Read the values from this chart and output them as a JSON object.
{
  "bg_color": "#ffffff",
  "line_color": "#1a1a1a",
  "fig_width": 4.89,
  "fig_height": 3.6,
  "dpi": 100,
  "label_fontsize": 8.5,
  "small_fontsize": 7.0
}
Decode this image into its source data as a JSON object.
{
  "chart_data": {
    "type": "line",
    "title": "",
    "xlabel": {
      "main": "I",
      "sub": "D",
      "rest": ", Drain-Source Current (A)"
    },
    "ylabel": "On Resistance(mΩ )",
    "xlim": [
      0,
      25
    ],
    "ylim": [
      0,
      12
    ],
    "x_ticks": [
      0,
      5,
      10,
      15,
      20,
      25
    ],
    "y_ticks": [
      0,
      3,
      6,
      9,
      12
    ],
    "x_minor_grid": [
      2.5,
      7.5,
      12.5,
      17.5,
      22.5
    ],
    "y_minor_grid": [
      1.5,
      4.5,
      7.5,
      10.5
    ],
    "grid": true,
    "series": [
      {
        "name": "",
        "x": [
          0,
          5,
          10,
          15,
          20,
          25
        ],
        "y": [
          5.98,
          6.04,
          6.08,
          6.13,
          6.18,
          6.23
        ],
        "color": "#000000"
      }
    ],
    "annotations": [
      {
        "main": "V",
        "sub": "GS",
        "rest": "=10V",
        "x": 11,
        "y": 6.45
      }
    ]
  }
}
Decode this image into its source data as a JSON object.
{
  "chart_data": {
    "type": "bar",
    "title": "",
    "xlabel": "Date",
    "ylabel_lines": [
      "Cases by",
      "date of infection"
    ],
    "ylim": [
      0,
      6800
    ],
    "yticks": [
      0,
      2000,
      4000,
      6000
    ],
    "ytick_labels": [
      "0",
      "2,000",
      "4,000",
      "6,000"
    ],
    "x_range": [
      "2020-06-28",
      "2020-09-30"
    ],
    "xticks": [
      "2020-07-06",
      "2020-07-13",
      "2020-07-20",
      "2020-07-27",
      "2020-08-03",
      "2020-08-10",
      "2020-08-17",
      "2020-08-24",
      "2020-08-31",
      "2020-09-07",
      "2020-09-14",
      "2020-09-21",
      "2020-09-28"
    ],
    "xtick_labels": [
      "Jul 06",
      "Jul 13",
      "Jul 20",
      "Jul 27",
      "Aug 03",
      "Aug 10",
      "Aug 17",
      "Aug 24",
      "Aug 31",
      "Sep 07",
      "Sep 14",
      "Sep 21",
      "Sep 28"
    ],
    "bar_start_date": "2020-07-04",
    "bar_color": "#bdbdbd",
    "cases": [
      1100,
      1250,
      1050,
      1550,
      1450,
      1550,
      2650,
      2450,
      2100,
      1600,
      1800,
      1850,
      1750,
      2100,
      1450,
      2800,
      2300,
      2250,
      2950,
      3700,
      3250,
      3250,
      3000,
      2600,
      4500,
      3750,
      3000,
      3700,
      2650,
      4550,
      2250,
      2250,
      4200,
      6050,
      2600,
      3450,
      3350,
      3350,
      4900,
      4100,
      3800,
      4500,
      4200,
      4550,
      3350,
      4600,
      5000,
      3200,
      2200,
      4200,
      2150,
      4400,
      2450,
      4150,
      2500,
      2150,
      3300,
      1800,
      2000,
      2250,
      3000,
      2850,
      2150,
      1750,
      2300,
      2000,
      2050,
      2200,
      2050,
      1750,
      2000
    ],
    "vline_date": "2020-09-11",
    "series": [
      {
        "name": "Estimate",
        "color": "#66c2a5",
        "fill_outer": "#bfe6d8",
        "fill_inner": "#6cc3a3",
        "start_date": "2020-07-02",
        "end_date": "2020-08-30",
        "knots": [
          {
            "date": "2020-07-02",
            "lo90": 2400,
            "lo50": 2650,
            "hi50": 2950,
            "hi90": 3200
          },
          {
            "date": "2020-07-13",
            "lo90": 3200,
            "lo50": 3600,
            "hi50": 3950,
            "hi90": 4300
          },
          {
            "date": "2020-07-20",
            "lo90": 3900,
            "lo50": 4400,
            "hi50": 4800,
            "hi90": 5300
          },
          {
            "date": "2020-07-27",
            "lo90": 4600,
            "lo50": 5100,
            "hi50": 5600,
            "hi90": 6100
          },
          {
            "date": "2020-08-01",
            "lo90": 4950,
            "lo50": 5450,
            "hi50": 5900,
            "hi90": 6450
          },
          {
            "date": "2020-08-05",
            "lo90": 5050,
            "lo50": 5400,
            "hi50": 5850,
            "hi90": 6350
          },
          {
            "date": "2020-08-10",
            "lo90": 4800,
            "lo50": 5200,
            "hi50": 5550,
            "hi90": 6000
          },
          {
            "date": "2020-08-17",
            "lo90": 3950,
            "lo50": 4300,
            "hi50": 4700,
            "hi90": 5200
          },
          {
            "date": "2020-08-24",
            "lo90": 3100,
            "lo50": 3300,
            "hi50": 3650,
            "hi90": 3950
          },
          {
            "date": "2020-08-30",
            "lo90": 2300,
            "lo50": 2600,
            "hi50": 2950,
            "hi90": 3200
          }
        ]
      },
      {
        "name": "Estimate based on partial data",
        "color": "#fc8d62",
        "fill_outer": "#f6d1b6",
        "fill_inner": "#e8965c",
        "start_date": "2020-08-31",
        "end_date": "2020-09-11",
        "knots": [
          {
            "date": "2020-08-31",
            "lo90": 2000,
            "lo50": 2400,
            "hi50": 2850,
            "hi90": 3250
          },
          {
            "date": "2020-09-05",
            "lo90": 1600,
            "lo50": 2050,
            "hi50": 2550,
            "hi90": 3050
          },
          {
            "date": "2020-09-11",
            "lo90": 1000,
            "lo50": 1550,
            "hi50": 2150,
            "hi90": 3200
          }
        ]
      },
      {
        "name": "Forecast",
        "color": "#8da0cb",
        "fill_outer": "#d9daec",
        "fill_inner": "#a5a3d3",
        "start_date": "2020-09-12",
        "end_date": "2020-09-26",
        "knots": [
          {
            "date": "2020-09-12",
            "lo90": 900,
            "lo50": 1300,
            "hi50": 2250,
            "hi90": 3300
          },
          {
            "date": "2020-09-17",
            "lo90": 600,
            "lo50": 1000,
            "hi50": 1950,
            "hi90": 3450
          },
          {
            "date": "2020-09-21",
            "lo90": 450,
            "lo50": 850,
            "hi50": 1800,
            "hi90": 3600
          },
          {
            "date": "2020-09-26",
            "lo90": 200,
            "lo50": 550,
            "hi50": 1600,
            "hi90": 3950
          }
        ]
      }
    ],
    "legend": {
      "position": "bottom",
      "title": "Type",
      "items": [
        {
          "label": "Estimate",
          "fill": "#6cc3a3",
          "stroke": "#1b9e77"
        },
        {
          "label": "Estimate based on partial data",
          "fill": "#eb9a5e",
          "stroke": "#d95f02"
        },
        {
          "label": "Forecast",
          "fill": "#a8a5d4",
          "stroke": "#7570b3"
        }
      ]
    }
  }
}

^^^^^^^^

**GIVEN PROBLEM**
Transcribe each entry exactly.

**THE OUTPUT**
Read the values from this chart and output them as a JSON object.
{
  "bg_color": "#ffffff",
  "line_color": "#1a1a1a",
  "fig_width": 4.89,
  "fig_height": 3.6,
  "dpi": 100,
  "label_fontsize": 8.5,
  "small_fontsize": 7.0
}
Decode this image into its source data as a JSON object.
{
  "chart_data": {
    "type": "line",
    "title": "",
    "xlabel": {
      "main": "I",
      "sub": "D",
      "rest": ", Drain-Source Current (A)"
    },
    "ylabel": "On Resistance(mΩ )",
    "xlim": [
      0,
      25
    ],
    "ylim": [
      0,
      12
    ],
    "x_ticks": [
      0,
      5,
      10,
      15,
      20,
      25
    ],
    "y_ticks": [
      0,
      3,
      6,
      9,
      12
    ],
    "x_minor_grid": [
      2.5,
      7.5,
      12.5,
      17.5,
      22.5
    ],
    "y_minor_grid": [
      1.5,
      4.5,
      7.5,
      10.5
    ],
    "grid": true,
    "series": [
      {
        "name": "",
        "x": [
          0,
          5,
          10,
          15,
          20,
          25
        ],
        "y": [
          5.98,
          6.04,
          6.08,
          6.13,
          6.18,
          6.23
        ],
        "color": "#000000"
      }
    ],
    "annotations": [
      {
        "main": "V",
        "sub": "GS",
        "rest": "=10V",
        "x": 11,
        "y": 6.45
      }
    ]
  }
}
Decode this image into its source data as a JSON object.
{
  "chart_data": {
    "type": "bar",
    "title": "",
    "xlabel": "Date",
    "ylabel_lines": [
      "Cases by",
      "date of infection"
    ],
    "ylim": [
      0,
      6800
    ],
    "yticks": [
      0,
      2000,
      4000,
      6000
    ],
    "ytick_labels": [
      "0",
      "2,000",
      "4,000",
      "6,000"
    ],
    "x_range": [
      "2020-06-28",
      "2020-09-30"
    ],
    "xticks": [
      "2020-07-06",
      "2020-07-13",
      "2020-07-20",
      "2020-07-27",
      "2020-08-03",
      "2020-08-10",
      "2020-08-17",
      "2020-08-24",
      "2020-08-31",
      "2020-09-07",
      "2020-09-14",
      "2020-09-21",
      "2020-09-28"
    ],
    "xtick_labels": [
      "Jul 06",
      "Jul 13",
      "Jul 20",
      "Jul 27",
      "Aug 03",
      "Aug 10",
      "Aug 17",
      "Aug 24",
      "Aug 31",
      "Sep 07",
      "Sep 14",
      "Sep 21",
      "Sep 28"
    ],
    "bar_start_date": "2020-07-04",
    "bar_color": "#bdbdbd",
    "cases": [
      1100,
      1250,
      1050,
      1550,
      1450,
      1550,
      2650,
      2450,
      2100,
      1600,
      1800,
      1850,
      1750,
      2100,
      1450,
      2800,
      2300,
      2250,
      2950,
      3700,
      3250,
      3250,
      3000,
      2600,
      4500,
      3750,
      3000,
      3700,
      2650,
      4550,
      2250,
      2250,
      4200,
      6050,
      2600,
      3450,
      3350,
      3350,
      4900,
      4100,
      3800,
      4500,
      4200,
      4550,
      3350,
      4600,
      5000,
      3200,
      2200,
      4200,
      2150,
      4400,
      2450,
      4150,
      2500,
      2150,
      3300,
      1800,
      2000,
      2250,
      3000,
      2850,
      2150,
      1750,
      2300,
      2000,
      2050,
      2200,
      2050,
      1750,
      2000
    ],
    "vline_date": "2020-09-11",
    "series": [
      {
        "name": "Estimate",
        "color": "#66c2a5",
        "fill_outer": "#bfe6d8",
        "fill_inner": "#6cc3a3",
        "start_date": "2020-07-02",
        "end_date": "2020-08-30",
        "knots": [
          {
            "date": "2020-07-02",
            "lo90": 2400,
            "lo50": 2650,
            "hi50": 2950,
            "hi90": 3200
          },
          {
            "date": "2020-07-13",
            "lo90": 3200,
            "lo50": 3600,
            "hi50": 3950,
            "hi90": 4300
          },
          {
            "date": "2020-07-20",
            "lo90": 3900,
            "lo50": 4400,
            "hi50": 4800,
            "hi90": 5300
          },
          {
            "date": "2020-07-27",
            "lo90": 4600,
            "lo50": 5100,
            "hi50": 5600,
            "hi90": 6100
          },
          {
            "date": "2020-08-01",
            "lo90": 4950,
            "lo50": 5450,
            "hi50": 5900,
            "hi90": 6450
          },
          {
            "date": "2020-08-05",
            "lo90": 5050,
            "lo50": 5400,
            "hi50": 5850,
            "hi90": 6350
          },
          {
            "date": "2020-08-10",
            "lo90": 4800,
            "lo50": 5200,
            "hi50": 5550,
            "hi90": 6000
          },
          {
            "date": "2020-08-17",
            "lo90": 3950,
            "lo50": 4300,
            "hi50": 4700,
            "hi90": 5200
          },
          {
            "date": "2020-08-24",
            "lo90": 3100,
            "lo50": 3300,
            "hi50": 3650,
            "hi90": 3950
          },
          {
            "date": "2020-08-30",
            "lo90": 2300,
            "lo50": 2600,
            "hi50": 2950,
            "hi90": 3200
          }
        ]
      },
      {
        "name": "Estimate based on partial data",
        "color": "#fc8d62",
        "fill_outer": "#f6d1b6",
        "fill_inner": "#e8965c",
        "start_date": "2020-08-31",
        "end_date": "2020-09-11",
        "knots": [
          {
            "date": "2020-08-31",
            "lo90": 2000,
            "lo50": 2400,
            "hi50": 2850,
            "hi90": 3250
          },
          {
            "date": "2020-09-05",
            "lo90": 1600,
            "lo50": 2050,
            "hi50": 2550,
            "hi90": 3050
          },
          {
            "date": "2020-09-11",
            "lo90": 1000,
            "lo50": 1550,
            "hi50": 2150,
            "hi90": 3200
          }
        ]
      },
      {
        "name": "Forecast",
        "color": "#8da0cb",
        "fill_outer": "#d9daec",
        "fill_inner": "#a5a3d3",
        "start_date": "2020-09-12",
        "end_date": "2020-09-26",
        "knots": [
          {
            "date": "2020-09-12",
            "lo90": 900,
            "lo50": 1300,
            "hi50": 2250,
            "hi90": 3300
          },
          {
            "date": "2020-09-17",
            "lo90": 600,
            "lo50": 1000,
            "hi50": 1950,
            "hi90": 3450
          },
          {
            "date": "2020-09-21",
            "lo90": 450,
            "lo50": 850,
            "hi50": 1800,
            "hi90": 3600
          },
          {
            "date": "2020-09-26",
            "lo90": 200,
            "lo50": 550,
            "hi50": 1600,
            "hi90": 3950
          }
        ]
      }
    ],
    "legend": {
      "position": "bottom",
      "title": "Type",
      "items": [
        {
          "label": "Estimate",
          "fill": "#6cc3a3",
          "stroke": "#1b9e77"
        },
        {
          "label": "Estimate based on partial data",
          "fill": "#eb9a5e",
          "stroke": "#d95f02"
        },
        {
          "label": "Forecast",
          "fill": "#a8a5d4",
          "stroke": "#7570b3"
        }
      ]
    }
  }
}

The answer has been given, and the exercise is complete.